Collected data entries

▽

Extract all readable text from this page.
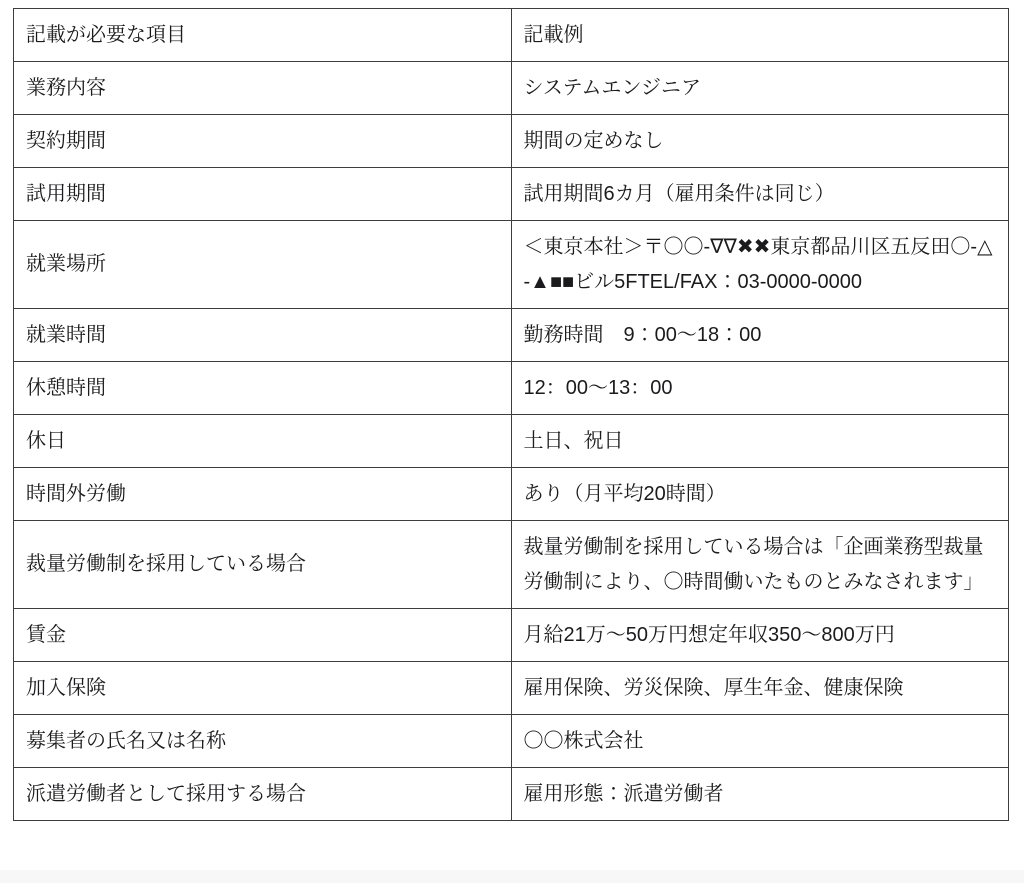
記載が必要な項目	記載例
業務内容	システムエンジニア
契約期間	期間の定めなし
試用期間	試用期間6カ月（雇用条件は同じ）
就業場所	＜東京本社＞〒〇〇-∇∇✖✖東京都品川区五反田〇-△-▲■■ビル5FTEL/FAX：03-0000-0000
就業時間	勤務時間　9：00〜18：00
休憩時間	12：00〜13：00
休日	土日、祝日
時間外労働	あり（月平均20時間）
裁量労働制を採用している場合	裁量労働制を採用している場合は「企画業務型裁量労働制により、〇時間働いたものとみなされます」
賃金	月給21万〜50万円想定年収350〜800万円
加入保険	雇用保険、労災保険、厚生年金、健康保険
募集者の氏名又は名称	〇〇株式会社
派遣労働者として採用する場合	雇用形態：派遣労働者
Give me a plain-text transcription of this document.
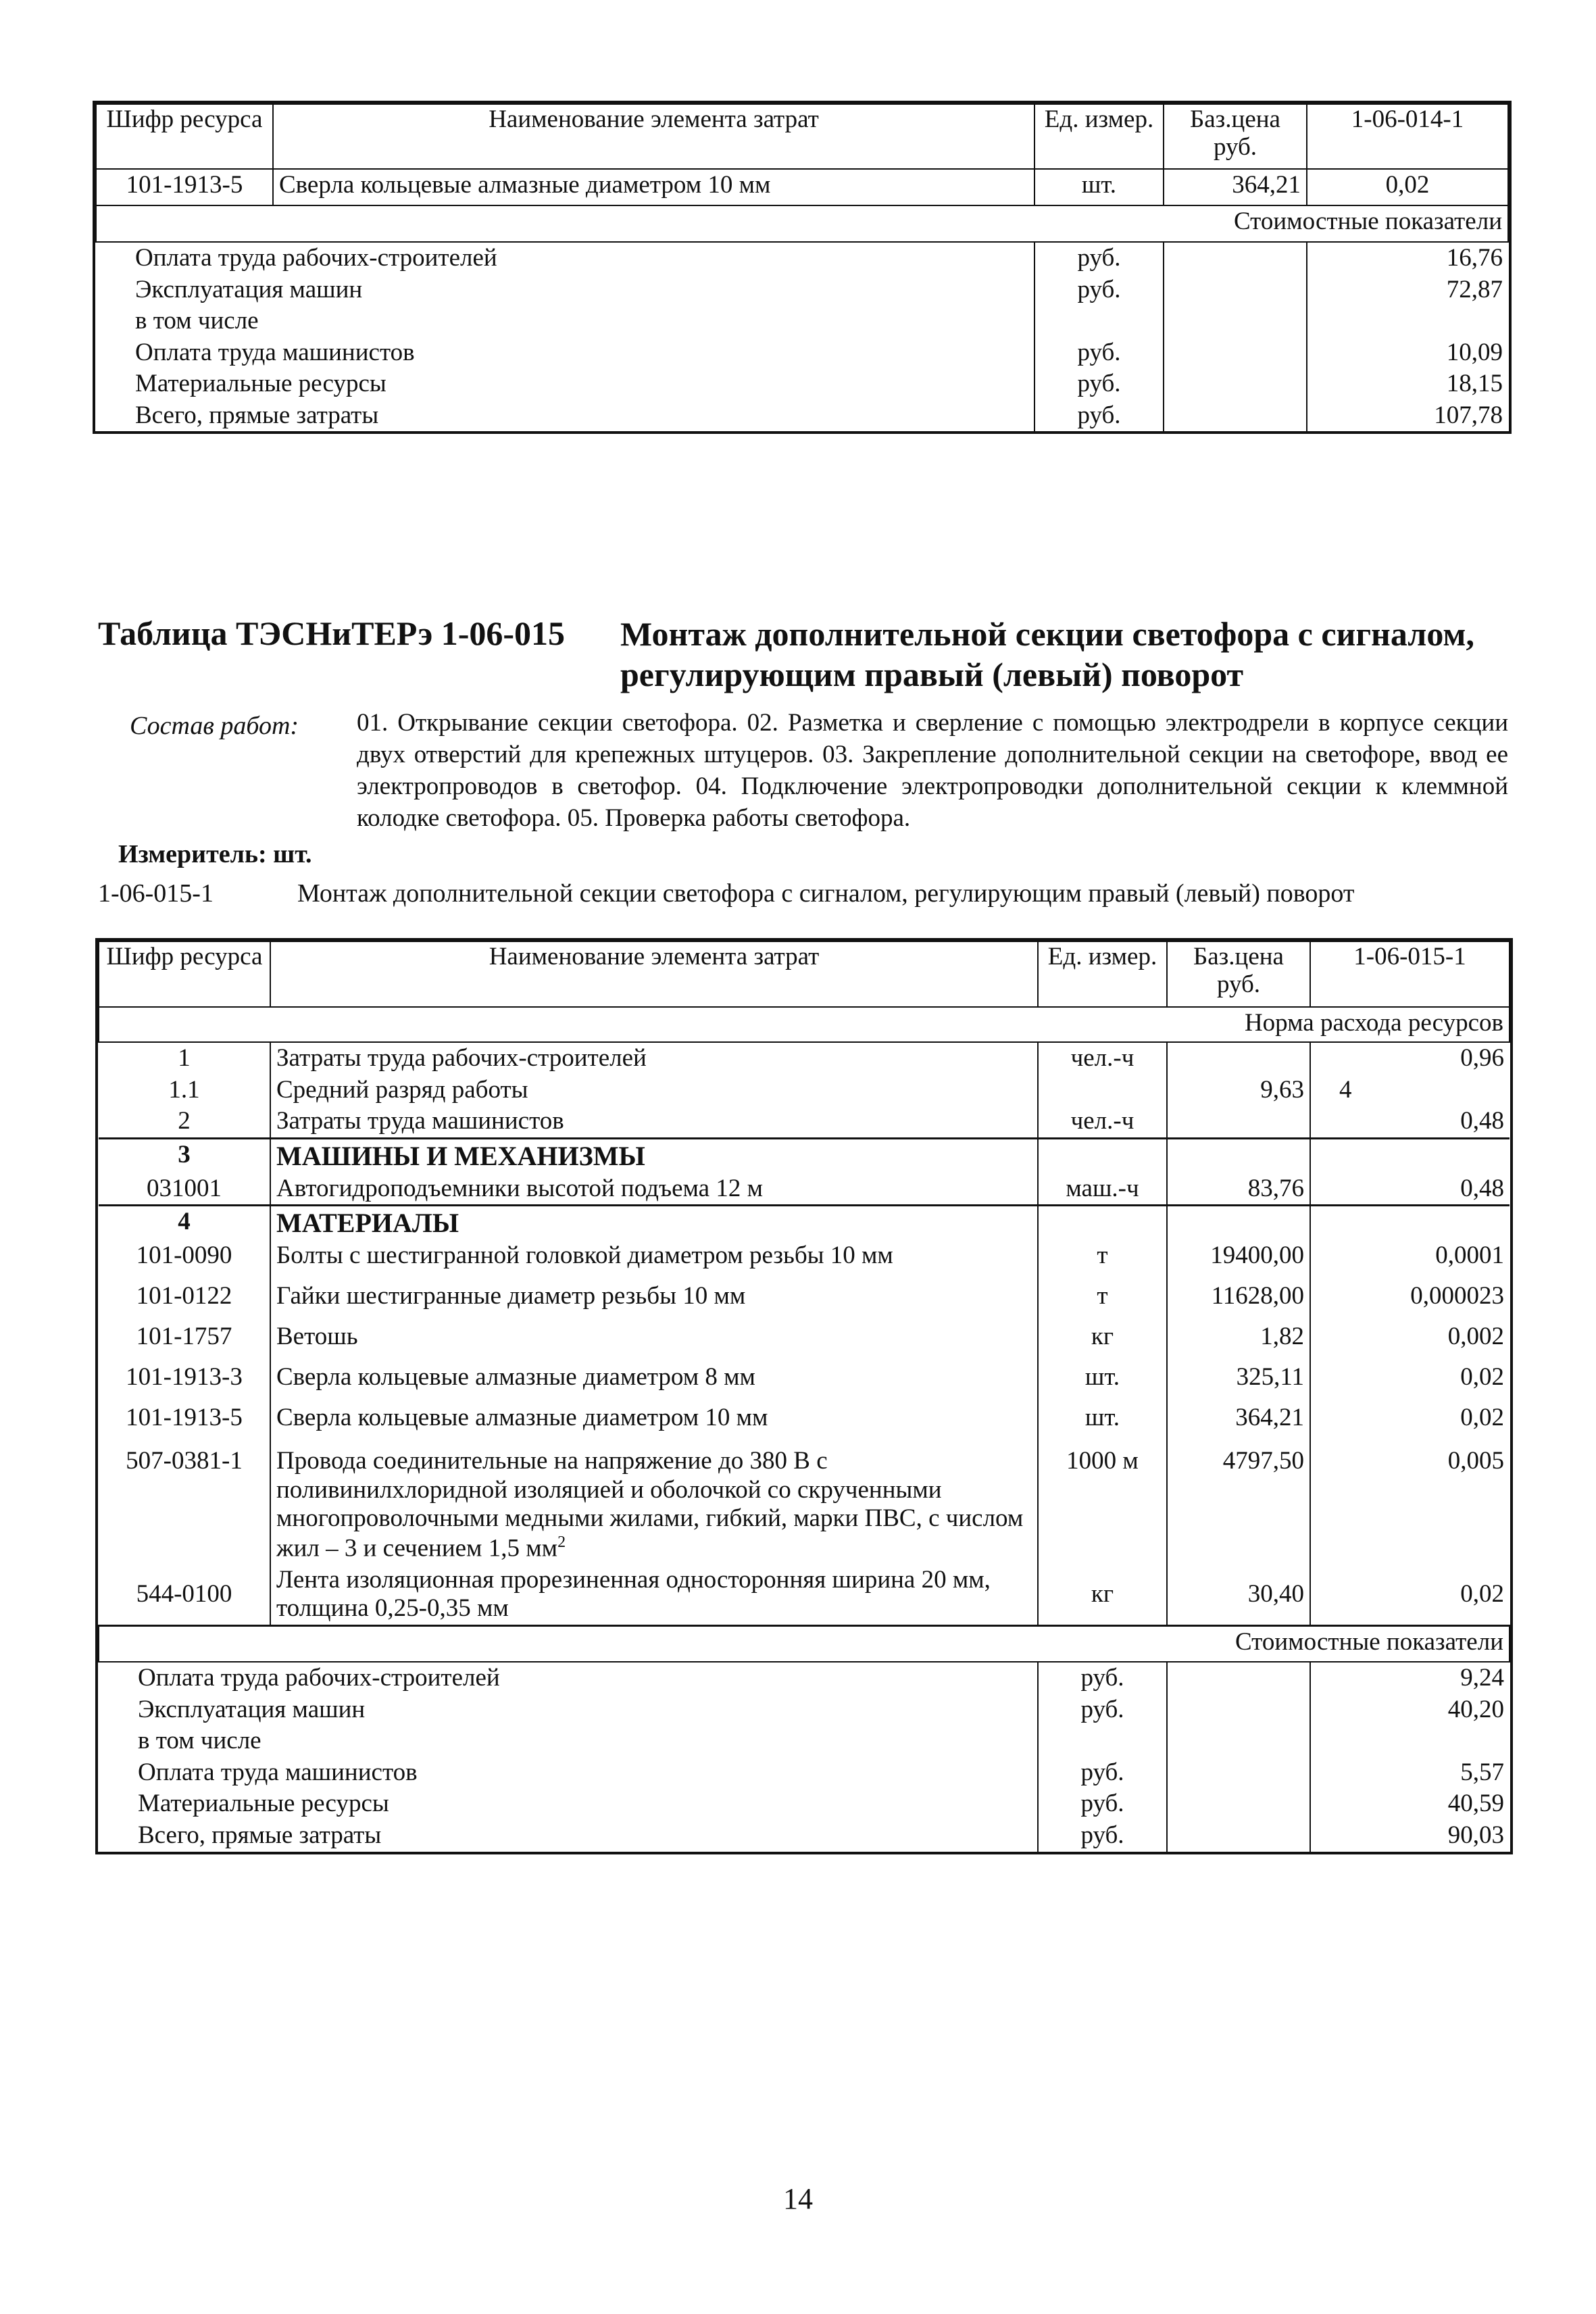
Шифр ресурса	Наименование элемента затрат	Ед. измер.	Баз.цена руб.	1-06-014-1
101-1913-5	Сверла кольцевые алмазные диаметром 10 мм	шт.	364,21	0,02
Стоимостные показатели				
Оплата труда рабочих-строителей		руб.		16,76
Эксплуатация машин		руб.		72,87
в том числе				
Оплата труда машинистов		руб.		10,09
Материальные ресурсы		руб.		18,15
Всего, прямые затраты		руб.		107,78
Таблица ТЭСНиТЕРэ 1-06-015 Монтаж дополнительной секции светофора с сигналом, регулирующим правый (левый) поворот
Состав работ: 01. Открывание секции светофора. 02. Разметка и сверление с помощью электродрели в корпусе секции двух отверстий для крепежных штуцеров. 03. Закрепление дополнительной секции на светофоре, ввод ее электропроводов в светофор. 04. Подключение электропроводки дополнительной секции к клеммной колодке светофора. 05. Проверка работы светофора.
Измеритель: шт.
1-06-015-1	Монтаж дополнительной секции светофора с сигналом, регулирующим правый (левый) поворот
Шифр ресурса	Наименование элемента затрат	Ед. измер.	Баз.цена руб.	1-06-015-1
Норма расхода ресурсов				
1	Затраты труда рабочих-строителей	чел.-ч		0,96
1.1	Средний разряд работы		9,63	4
2	Затраты труда машинистов	чел.-ч		0,48
3	МАШИНЫ И МЕХАНИЗМЫ			
031001	Автогидроподъемники высотой подъема 12 м	маш.-ч	83,76	0,48
4	МАТЕРИАЛЫ			
101-0090	Болты с шестигранной головкой диаметром резьбы 10 мм	т	19400,00	0,0001
101-0122	Гайки шестигранные диаметр резьбы 10 мм	т	11628,00	0,000023
101-1757	Ветошь	кг	1,82	0,002
101-1913-3	Сверла кольцевые алмазные диаметром 8 мм	шт.	325,11	0,02
101-1913-5	Сверла кольцевые алмазные диаметром 10 мм	шт.	364,21	0,02
507-0381-1	Провода соединительные на напряжение до 380 В с поливинилхлоридной изоляцией и оболочкой со скрученными многопроволочными медными жилами, гибкий, марки ПВС, с числом жил – 3 и сечением 1,5 $мм^2$	1000 м	4797,50	0,005
544-0100	Лента изоляционная прорезиненная односторонняя ширина 20 мм, толщина 0,25-0,35 мм	кг	30,40	0,02
Стоимостные показатели				
Оплата труда рабочих-строителей		руб.		9,24
Эксплуатация машин		руб.		40,20
в том числе				
Оплата труда машинистов		руб.		5,57
Материальные ресурсы		руб.		40,59
Всего, прямые затраты		руб.		90,03
14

△

Filter out all lines lacking the word "рабочих" and copy the rest.

**Result of the exercise**
Оплата труда рабочих-строителей		руб.		16,76
1	Затраты труда рабочих-строителей	чел.-ч		0,96
Оплата труда рабочих-строителей		руб.		9,24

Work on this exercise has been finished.